PROBLEM TO WORK ON
Records follow. Select each line holding "loss".

[Stored data]
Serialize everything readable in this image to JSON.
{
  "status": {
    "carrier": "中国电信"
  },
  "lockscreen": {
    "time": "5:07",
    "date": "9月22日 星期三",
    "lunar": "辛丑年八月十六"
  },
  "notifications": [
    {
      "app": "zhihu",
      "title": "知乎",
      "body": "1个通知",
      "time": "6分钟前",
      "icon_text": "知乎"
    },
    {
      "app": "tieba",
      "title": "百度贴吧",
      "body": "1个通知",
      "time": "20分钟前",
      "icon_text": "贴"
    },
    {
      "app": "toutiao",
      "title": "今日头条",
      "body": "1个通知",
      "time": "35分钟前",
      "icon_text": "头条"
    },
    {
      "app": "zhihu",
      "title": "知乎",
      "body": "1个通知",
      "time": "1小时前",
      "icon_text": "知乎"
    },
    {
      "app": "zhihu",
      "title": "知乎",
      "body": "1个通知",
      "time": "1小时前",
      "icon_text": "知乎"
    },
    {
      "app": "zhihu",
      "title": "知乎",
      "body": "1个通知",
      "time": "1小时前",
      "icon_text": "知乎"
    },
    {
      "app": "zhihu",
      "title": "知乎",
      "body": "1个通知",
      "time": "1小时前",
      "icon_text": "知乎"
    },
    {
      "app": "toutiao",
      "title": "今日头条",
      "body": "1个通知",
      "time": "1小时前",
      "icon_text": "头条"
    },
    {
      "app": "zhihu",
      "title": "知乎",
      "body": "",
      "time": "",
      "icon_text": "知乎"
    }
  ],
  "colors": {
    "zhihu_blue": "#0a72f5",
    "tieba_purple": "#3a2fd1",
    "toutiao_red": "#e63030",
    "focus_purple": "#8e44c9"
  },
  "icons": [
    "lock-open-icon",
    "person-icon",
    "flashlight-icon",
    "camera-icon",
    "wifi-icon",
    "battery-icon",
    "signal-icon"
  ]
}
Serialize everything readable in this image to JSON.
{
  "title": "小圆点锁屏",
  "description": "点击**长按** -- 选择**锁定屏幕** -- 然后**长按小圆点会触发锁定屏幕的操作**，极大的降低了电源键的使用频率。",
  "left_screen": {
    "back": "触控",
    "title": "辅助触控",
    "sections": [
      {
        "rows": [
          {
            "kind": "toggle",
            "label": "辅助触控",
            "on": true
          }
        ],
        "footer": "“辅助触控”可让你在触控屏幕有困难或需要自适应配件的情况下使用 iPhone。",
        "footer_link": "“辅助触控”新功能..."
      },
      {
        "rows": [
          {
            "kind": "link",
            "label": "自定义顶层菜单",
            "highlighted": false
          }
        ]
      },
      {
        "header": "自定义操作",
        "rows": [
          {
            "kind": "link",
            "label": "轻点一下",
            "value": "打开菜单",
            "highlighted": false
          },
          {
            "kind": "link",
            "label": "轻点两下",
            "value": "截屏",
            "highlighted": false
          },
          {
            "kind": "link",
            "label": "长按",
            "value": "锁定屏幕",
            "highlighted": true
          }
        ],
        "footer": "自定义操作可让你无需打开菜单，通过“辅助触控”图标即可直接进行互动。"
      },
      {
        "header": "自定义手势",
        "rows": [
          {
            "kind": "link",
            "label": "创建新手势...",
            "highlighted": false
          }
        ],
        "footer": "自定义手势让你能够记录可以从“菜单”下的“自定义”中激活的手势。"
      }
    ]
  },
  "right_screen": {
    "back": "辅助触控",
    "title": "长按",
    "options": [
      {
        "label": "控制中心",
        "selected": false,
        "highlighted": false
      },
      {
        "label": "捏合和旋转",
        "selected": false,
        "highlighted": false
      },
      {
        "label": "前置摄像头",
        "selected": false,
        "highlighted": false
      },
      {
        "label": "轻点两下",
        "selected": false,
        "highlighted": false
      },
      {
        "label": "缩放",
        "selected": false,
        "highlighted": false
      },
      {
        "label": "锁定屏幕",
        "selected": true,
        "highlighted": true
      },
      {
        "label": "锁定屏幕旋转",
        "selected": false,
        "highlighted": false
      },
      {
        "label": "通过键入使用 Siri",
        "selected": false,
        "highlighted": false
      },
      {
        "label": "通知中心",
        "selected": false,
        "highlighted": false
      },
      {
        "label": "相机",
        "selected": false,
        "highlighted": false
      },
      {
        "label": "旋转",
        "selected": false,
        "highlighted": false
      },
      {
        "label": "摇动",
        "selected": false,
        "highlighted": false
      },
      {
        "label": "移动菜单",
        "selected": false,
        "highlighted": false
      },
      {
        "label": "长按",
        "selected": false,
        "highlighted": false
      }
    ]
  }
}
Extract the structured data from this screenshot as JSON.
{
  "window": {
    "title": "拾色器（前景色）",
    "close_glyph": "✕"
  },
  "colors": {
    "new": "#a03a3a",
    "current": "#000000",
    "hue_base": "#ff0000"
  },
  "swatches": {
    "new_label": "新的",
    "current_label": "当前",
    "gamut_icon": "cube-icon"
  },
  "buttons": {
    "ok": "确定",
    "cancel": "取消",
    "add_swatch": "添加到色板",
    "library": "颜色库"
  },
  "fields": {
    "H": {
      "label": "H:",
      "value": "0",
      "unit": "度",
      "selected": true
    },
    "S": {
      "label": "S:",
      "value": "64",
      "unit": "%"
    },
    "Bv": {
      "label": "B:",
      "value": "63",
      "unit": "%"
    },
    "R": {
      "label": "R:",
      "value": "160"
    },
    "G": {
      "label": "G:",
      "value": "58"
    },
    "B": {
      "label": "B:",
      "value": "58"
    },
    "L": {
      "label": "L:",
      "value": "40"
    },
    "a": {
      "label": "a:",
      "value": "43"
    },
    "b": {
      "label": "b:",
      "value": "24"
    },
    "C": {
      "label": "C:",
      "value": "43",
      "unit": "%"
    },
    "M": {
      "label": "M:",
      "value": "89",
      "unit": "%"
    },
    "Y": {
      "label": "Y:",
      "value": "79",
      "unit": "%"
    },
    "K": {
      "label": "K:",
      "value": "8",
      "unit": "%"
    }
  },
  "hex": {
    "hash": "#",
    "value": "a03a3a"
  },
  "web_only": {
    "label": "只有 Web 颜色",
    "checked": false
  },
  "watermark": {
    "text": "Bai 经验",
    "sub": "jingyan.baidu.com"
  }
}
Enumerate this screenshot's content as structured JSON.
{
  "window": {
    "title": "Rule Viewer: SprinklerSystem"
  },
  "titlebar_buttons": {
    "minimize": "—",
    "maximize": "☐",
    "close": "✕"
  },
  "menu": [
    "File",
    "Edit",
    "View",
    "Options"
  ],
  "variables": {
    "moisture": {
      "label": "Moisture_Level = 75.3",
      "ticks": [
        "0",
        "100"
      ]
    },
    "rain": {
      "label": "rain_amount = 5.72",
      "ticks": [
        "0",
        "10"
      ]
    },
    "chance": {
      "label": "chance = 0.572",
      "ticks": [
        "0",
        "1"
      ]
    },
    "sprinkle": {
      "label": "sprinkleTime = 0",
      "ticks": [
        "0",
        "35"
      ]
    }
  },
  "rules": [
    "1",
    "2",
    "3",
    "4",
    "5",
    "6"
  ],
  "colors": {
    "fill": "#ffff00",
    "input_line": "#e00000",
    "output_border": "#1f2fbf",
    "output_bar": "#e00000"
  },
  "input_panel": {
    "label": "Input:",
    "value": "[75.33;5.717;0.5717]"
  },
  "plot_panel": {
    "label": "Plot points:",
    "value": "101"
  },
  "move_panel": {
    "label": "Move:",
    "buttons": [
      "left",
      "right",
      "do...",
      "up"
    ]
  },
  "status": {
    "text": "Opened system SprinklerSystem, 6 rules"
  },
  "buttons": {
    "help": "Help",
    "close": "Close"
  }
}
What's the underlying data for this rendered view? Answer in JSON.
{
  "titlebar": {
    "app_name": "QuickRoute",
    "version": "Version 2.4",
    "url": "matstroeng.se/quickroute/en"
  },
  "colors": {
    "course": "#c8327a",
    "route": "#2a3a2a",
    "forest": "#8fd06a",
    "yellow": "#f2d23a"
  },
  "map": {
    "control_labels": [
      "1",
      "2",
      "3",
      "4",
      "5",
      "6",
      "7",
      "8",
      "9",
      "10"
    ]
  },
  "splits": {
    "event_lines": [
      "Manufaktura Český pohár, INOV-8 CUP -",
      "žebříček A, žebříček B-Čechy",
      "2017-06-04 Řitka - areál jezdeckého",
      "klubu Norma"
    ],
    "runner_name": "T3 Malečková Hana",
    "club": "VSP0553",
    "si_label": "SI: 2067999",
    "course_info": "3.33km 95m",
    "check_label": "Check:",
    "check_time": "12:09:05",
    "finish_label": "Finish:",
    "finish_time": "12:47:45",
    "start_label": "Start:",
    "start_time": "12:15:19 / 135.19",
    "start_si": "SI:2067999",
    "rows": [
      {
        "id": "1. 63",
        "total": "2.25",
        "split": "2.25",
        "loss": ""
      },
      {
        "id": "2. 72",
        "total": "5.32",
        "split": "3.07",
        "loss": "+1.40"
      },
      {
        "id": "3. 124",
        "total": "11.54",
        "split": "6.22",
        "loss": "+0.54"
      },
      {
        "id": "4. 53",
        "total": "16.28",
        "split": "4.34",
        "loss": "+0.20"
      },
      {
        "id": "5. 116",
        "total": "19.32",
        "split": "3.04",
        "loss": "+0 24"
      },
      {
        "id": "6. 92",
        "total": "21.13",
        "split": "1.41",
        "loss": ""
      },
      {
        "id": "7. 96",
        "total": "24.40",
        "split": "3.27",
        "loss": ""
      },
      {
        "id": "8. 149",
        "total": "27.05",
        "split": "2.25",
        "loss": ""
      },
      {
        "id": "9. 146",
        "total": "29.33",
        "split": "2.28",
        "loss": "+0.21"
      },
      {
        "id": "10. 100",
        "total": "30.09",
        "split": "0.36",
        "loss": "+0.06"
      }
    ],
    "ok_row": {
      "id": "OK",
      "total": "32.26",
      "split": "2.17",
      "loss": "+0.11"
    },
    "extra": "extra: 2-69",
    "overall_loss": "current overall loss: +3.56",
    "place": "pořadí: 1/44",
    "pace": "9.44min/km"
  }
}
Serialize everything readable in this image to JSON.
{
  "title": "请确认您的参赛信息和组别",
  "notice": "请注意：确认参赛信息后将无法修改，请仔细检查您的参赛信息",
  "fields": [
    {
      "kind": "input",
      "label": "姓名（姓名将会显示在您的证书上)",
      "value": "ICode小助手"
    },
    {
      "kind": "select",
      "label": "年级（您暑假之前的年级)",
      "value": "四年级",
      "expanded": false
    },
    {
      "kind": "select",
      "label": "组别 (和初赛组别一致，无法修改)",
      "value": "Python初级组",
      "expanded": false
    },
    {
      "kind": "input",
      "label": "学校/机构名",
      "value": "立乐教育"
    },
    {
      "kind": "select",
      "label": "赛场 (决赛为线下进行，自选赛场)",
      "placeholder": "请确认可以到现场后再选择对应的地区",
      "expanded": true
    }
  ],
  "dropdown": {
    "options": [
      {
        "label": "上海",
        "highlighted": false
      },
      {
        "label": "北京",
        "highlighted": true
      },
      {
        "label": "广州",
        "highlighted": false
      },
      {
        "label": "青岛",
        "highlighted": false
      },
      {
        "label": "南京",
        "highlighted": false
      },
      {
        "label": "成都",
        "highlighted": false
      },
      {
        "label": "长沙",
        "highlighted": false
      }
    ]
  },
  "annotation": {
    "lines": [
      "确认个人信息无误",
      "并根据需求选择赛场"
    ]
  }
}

RESULT OF THIS TASK
        "loss": ""
        "loss": "+1.40"
        "loss": "+0.54"
        "loss": "+0.20"
        "loss": "+0 24"
        "loss": ""
        "loss": ""
        "loss": ""
        "loss": "+0.21"
        "loss": "+0.06"
      "loss": "+0.11"
    "overall_loss": "current overall loss: +3.56",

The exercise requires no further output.